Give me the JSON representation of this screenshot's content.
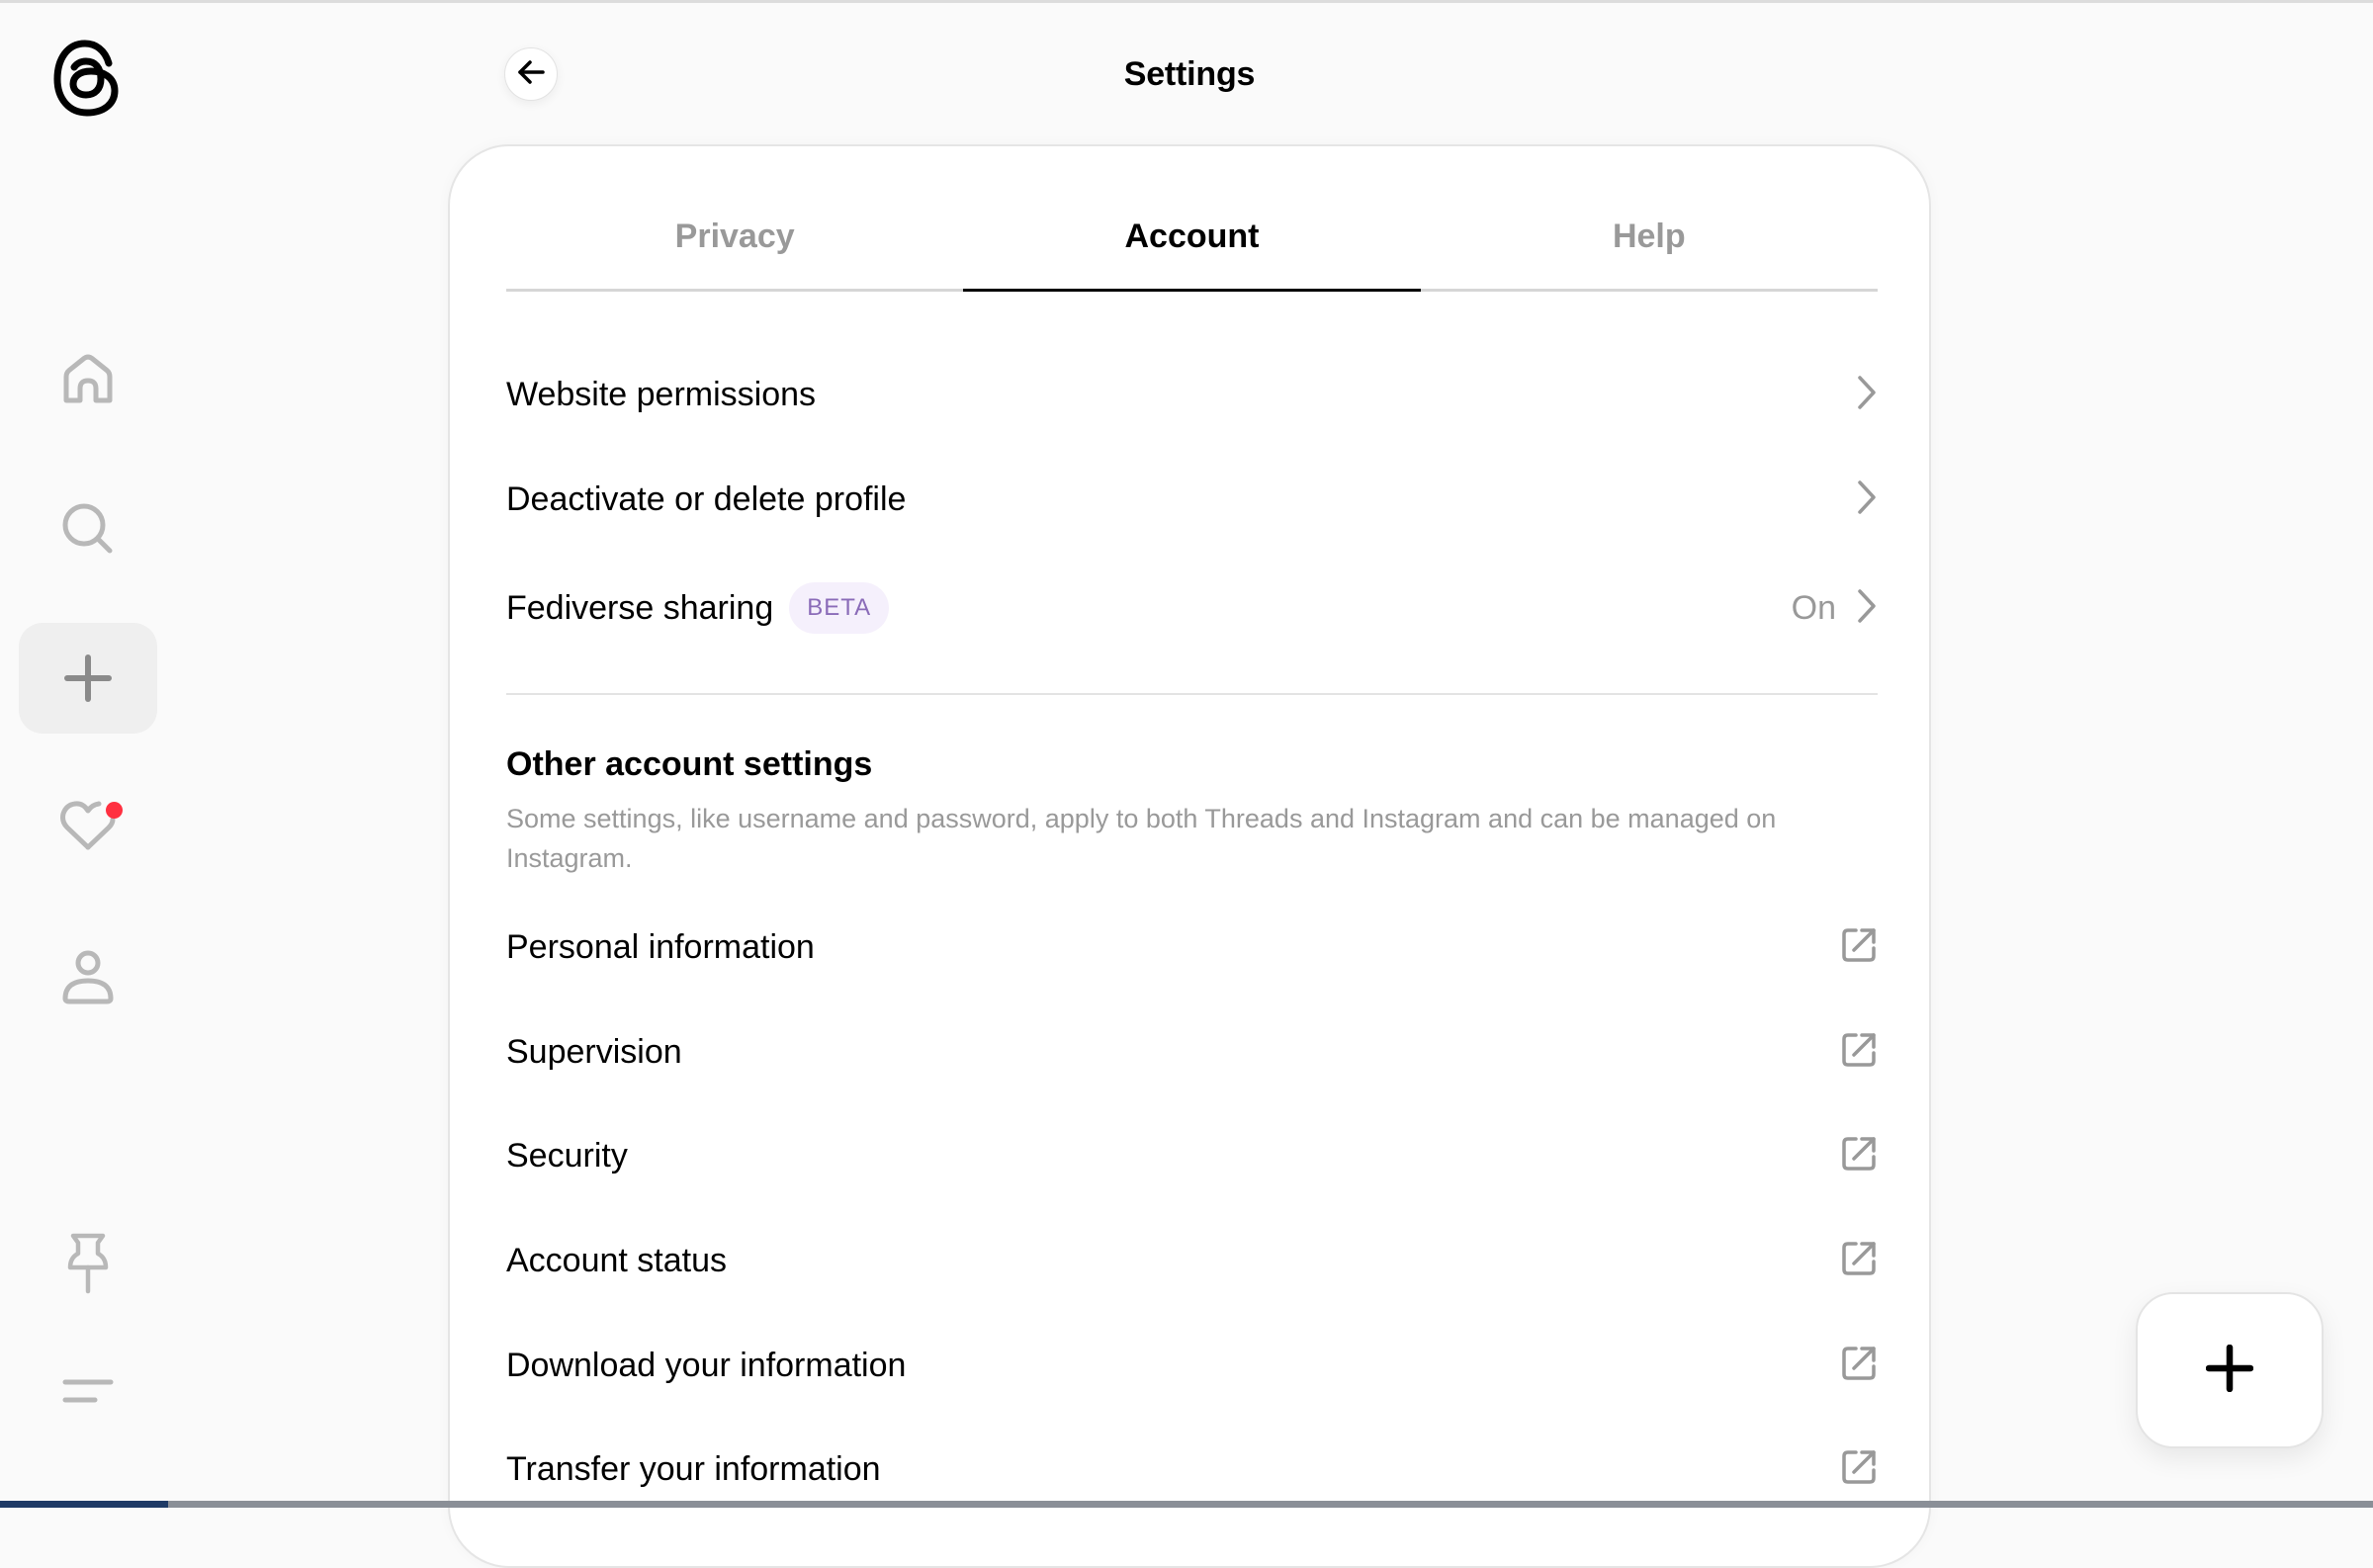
{
  "app": {
    "name": "Threads"
  },
  "header": {
    "title": "Settings",
    "back_icon": "arrow-left-icon"
  },
  "sidebar": {
    "items": [
      {
        "name": "home",
        "icon": "home-icon",
        "active": false
      },
      {
        "name": "search",
        "icon": "search-icon",
        "active": false
      },
      {
        "name": "create",
        "icon": "plus-icon",
        "active": true
      },
      {
        "name": "activity",
        "icon": "heart-icon",
        "active": false,
        "has_notification": true
      },
      {
        "name": "profile",
        "icon": "person-icon",
        "active": false
      },
      {
        "name": "pinned",
        "icon": "pin-icon",
        "active": false
      },
      {
        "name": "more",
        "icon": "menu-icon",
        "active": false
      }
    ],
    "notification_color": "#ff3040"
  },
  "tabs": [
    {
      "label": "Privacy",
      "active": false
    },
    {
      "label": "Account",
      "active": true
    },
    {
      "label": "Help",
      "active": false
    }
  ],
  "account_rows": [
    {
      "label": "Website permissions",
      "icon": "chevron-right-icon"
    },
    {
      "label": "Deactivate or delete profile",
      "icon": "chevron-right-icon"
    },
    {
      "label": "Fediverse sharing",
      "badge": "BETA",
      "value": "On",
      "icon": "chevron-right-icon"
    }
  ],
  "other_settings": {
    "title": "Other account settings",
    "description": "Some settings, like username and password, apply to both Threads and Instagram and can be managed on Instagram.",
    "rows": [
      {
        "label": "Personal information",
        "icon": "external-link-icon"
      },
      {
        "label": "Supervision",
        "icon": "external-link-icon"
      },
      {
        "label": "Security",
        "icon": "external-link-icon"
      },
      {
        "label": "Account status",
        "icon": "external-link-icon"
      },
      {
        "label": "Download your information",
        "icon": "external-link-icon"
      },
      {
        "label": "Transfer your information",
        "icon": "external-link-icon"
      }
    ]
  },
  "fab": {
    "icon": "plus-icon",
    "label": "Create"
  },
  "colors": {
    "badge_bg": "#f5f0fc",
    "badge_text": "#8a6bb8",
    "muted_text": "#999999"
  }
}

#### Work instructions
Repeat the preceding records precisely, and leave every picture out of the copy.

#### Full answer
Give me the JSON representation of this screenshot's content.
{
  "app": {
    "name": "Threads"
  },
  "header": {
    "title": "Settings",
    "back_icon": "arrow-left-icon"
  },
  "sidebar": {
    "items": [
      {
        "name": "home",
        "icon": "home-icon",
        "active": false
      },
      {
        "name": "search",
        "icon": "search-icon",
        "active": false
      },
      {
        "name": "create",
        "icon": "plus-icon",
        "active": true
      },
      {
        "name": "activity",
        "icon": "heart-icon",
        "active": false,
        "has_notification": true
      },
      {
        "name": "profile",
        "icon": "person-icon",
        "active": false
      },
      {
        "name": "pinned",
        "icon": "pin-icon",
        "active": false
      },
      {
        "name": "more",
        "icon": "menu-icon",
        "active": false
      }
    ],
    "notification_color": "#ff3040"
  },
  "tabs": [
    {
      "label": "Privacy",
      "active": false
    },
    {
      "label": "Account",
      "active": true
    },
    {
      "label": "Help",
      "active": false
    }
  ],
  "account_rows": [
    {
      "label": "Website permissions",
      "icon": "chevron-right-icon"
    },
    {
      "label": "Deactivate or delete profile",
      "icon": "chevron-right-icon"
    },
    {
      "label": "Fediverse sharing",
      "badge": "BETA",
      "value": "On",
      "icon": "chevron-right-icon"
    }
  ],
  "other_settings": {
    "title": "Other account settings",
    "description": "Some settings, like username and password, apply to both Threads and Instagram and can be managed on Instagram.",
    "rows": [
      {
        "label": "Personal information",
        "icon": "external-link-icon"
      },
      {
        "label": "Supervision",
        "icon": "external-link-icon"
      },
      {
        "label": "Security",
        "icon": "external-link-icon"
      },
      {
        "label": "Account status",
        "icon": "external-link-icon"
      },
      {
        "label": "Download your information",
        "icon": "external-link-icon"
      },
      {
        "label": "Transfer your information",
        "icon": "external-link-icon"
      }
    ]
  },
  "fab": {
    "icon": "plus-icon",
    "label": "Create"
  },
  "colors": {
    "badge_bg": "#f5f0fc",
    "badge_text": "#8a6bb8",
    "muted_text": "#999999"
  }
}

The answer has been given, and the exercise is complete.